- _Task description_: Return the lines where the word "this" occurs.

*** Data provided ***

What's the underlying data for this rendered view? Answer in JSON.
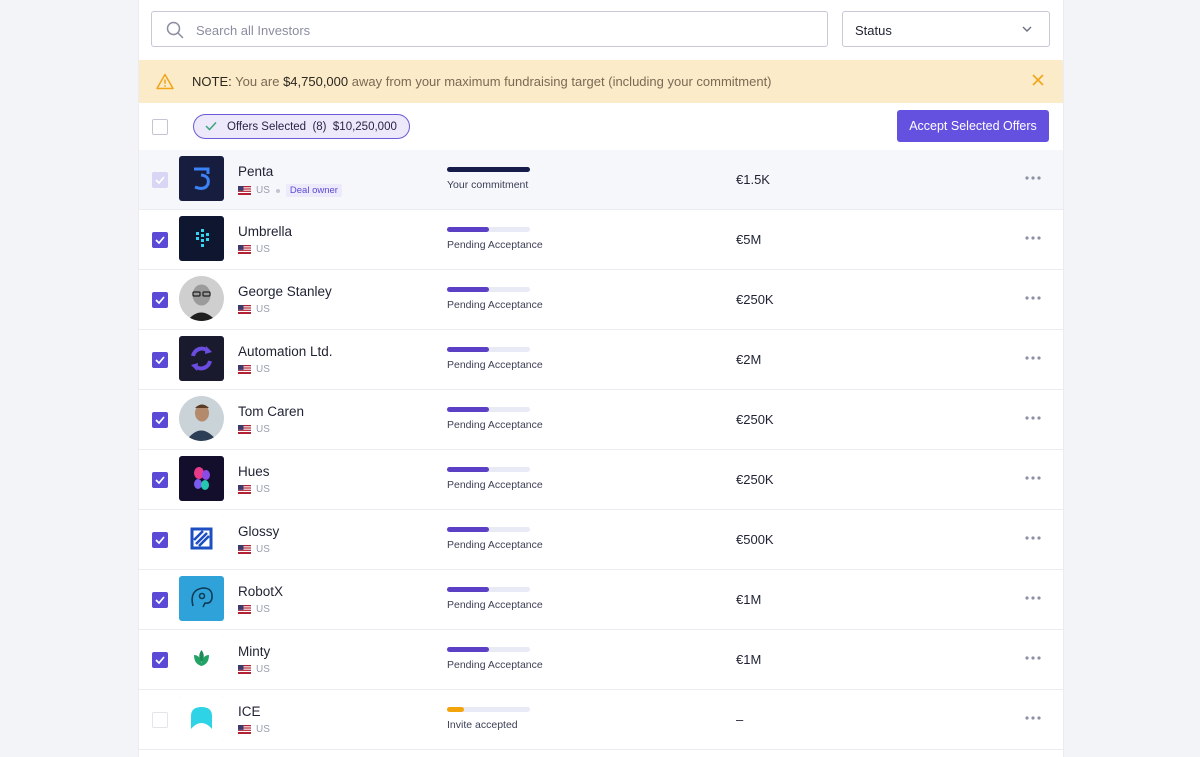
{
  "search": {
    "placeholder": "Search all Investors",
    "value": ""
  },
  "status_filter": {
    "label": "Status"
  },
  "note": {
    "prefix": "NOTE:",
    "text_before": " You are ",
    "amount": "$4,750,000",
    "text_after": " away from your maximum fundraising target (including your commitment)"
  },
  "toolbar": {
    "offers_selected_label": "Offers Selected",
    "offers_selected_count": "(8)",
    "offers_selected_total": "$10,250,000",
    "accept_label": "Accept Selected Offers"
  },
  "colors": {
    "accent": "#5b4ad6",
    "commitment_bar": "#151c4a",
    "pending_bar": "#5b3fc4",
    "invite_bar": "#f4a40b",
    "note_bg": "#fcebc8",
    "warning": "#f0a51a"
  },
  "investors": [
    {
      "name": "Penta",
      "country": "US",
      "badge": "Deal owner",
      "status": "Your commitment",
      "progress": 1.0,
      "bar_color": "#151c4a",
      "amount": "€1.5K",
      "checkbox": "dim",
      "logo": "penta-logo-icon"
    },
    {
      "name": "Umbrella",
      "country": "US",
      "status": "Pending Acceptance",
      "progress": 0.5,
      "bar_color": "#5b3fc4",
      "amount": "€5M",
      "checkbox": "checked",
      "logo": "umbrella-logo-icon"
    },
    {
      "name": "George Stanley",
      "country": "US",
      "status": "Pending Acceptance",
      "progress": 0.5,
      "bar_color": "#5b3fc4",
      "amount": "€250K",
      "checkbox": "checked",
      "logo": "avatar-photo"
    },
    {
      "name": "Automation Ltd.",
      "country": "US",
      "status": "Pending Acceptance",
      "progress": 0.5,
      "bar_color": "#5b3fc4",
      "amount": "€2M",
      "checkbox": "checked",
      "logo": "automation-logo-icon"
    },
    {
      "name": "Tom Caren",
      "country": "US",
      "status": "Pending Acceptance",
      "progress": 0.5,
      "bar_color": "#5b3fc4",
      "amount": "€250K",
      "checkbox": "checked",
      "logo": "avatar-photo"
    },
    {
      "name": "Hues",
      "country": "US",
      "status": "Pending Acceptance",
      "progress": 0.5,
      "bar_color": "#5b3fc4",
      "amount": "€250K",
      "checkbox": "checked",
      "logo": "hues-logo-icon"
    },
    {
      "name": "Glossy",
      "country": "US",
      "status": "Pending Acceptance",
      "progress": 0.5,
      "bar_color": "#5b3fc4",
      "amount": "€500K",
      "checkbox": "checked",
      "logo": "glossy-logo-icon"
    },
    {
      "name": "RobotX",
      "country": "US",
      "status": "Pending Acceptance",
      "progress": 0.5,
      "bar_color": "#5b3fc4",
      "amount": "€1M",
      "checkbox": "checked",
      "logo": "robotx-logo-icon"
    },
    {
      "name": "Minty",
      "country": "US",
      "status": "Pending Acceptance",
      "progress": 0.5,
      "bar_color": "#5b3fc4",
      "amount": "€1M",
      "checkbox": "checked",
      "logo": "minty-logo-icon"
    },
    {
      "name": "ICE",
      "country": "US",
      "status": "Invite accepted",
      "progress": 0.2,
      "bar_color": "#f4a40b",
      "amount": "–",
      "checkbox": "faint",
      "logo": "ice-logo-icon"
    }
  ]
}
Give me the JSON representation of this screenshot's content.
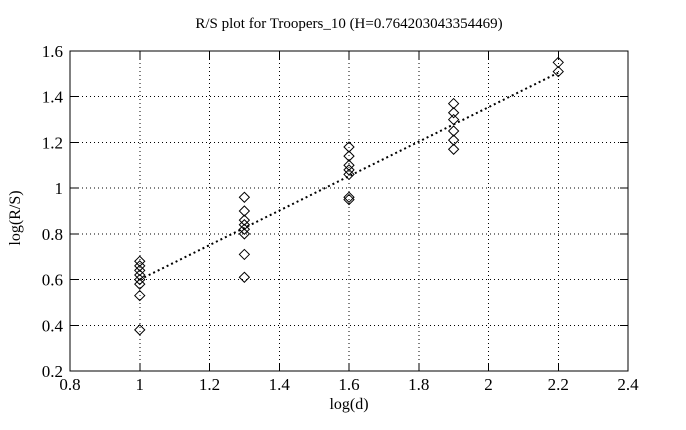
{
  "colors": {
    "background": "#ffffff",
    "ink": "#000000"
  },
  "chart_data": {
    "type": "scatter",
    "title": "R/S plot for Troopers_10 (H=0.764203043354469)",
    "xlabel": "log(d)",
    "ylabel": "log(R/S)",
    "xlim": [
      0.8,
      2.4
    ],
    "ylim": [
      0.2,
      1.6
    ],
    "xticks": [
      0.8,
      1.0,
      1.2,
      1.4,
      1.6,
      1.8,
      2.0,
      2.2,
      2.4
    ],
    "xtick_labels": [
      "0.8",
      "1",
      "1.2",
      "1.4",
      "1.6",
      "1.8",
      "2",
      "2.2",
      "2.4"
    ],
    "yticks": [
      0.2,
      0.4,
      0.6,
      0.8,
      1.0,
      1.2,
      1.4,
      1.6
    ],
    "ytick_labels": [
      "0.2",
      "0.4",
      "0.6",
      "0.8",
      "1",
      "1.2",
      "1.4",
      "1.6"
    ],
    "grid": "dotted",
    "legend": "none",
    "series": [
      {
        "name": "rescaled-range-points",
        "marker": "open-diamond",
        "x": [
          1.0,
          1.0,
          1.0,
          1.0,
          1.0,
          1.0,
          1.0,
          1.0,
          1.3,
          1.3,
          1.3,
          1.3,
          1.3,
          1.3,
          1.3,
          1.3,
          1.6,
          1.6,
          1.6,
          1.6,
          1.6,
          1.6,
          1.6,
          1.9,
          1.9,
          1.9,
          1.9,
          1.9,
          1.9,
          2.2,
          2.2
        ],
        "y": [
          0.68,
          0.66,
          0.64,
          0.62,
          0.6,
          0.58,
          0.53,
          0.38,
          0.96,
          0.9,
          0.86,
          0.84,
          0.82,
          0.8,
          0.71,
          0.61,
          1.18,
          1.14,
          1.1,
          1.08,
          1.06,
          0.96,
          0.95,
          1.37,
          1.33,
          1.3,
          1.25,
          1.21,
          1.17,
          1.55,
          1.51
        ]
      }
    ],
    "fit_line": {
      "style": "dotted",
      "x_start": 1.0,
      "y_start": 0.6,
      "x_end": 2.2,
      "y_end": 1.505,
      "H": "0.764203043354469"
    }
  }
}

***

- _Exercise answer_:
What's the underlying data for this rendered view? Answer in JSON.
Give me the JSON representation of this screenshot's content.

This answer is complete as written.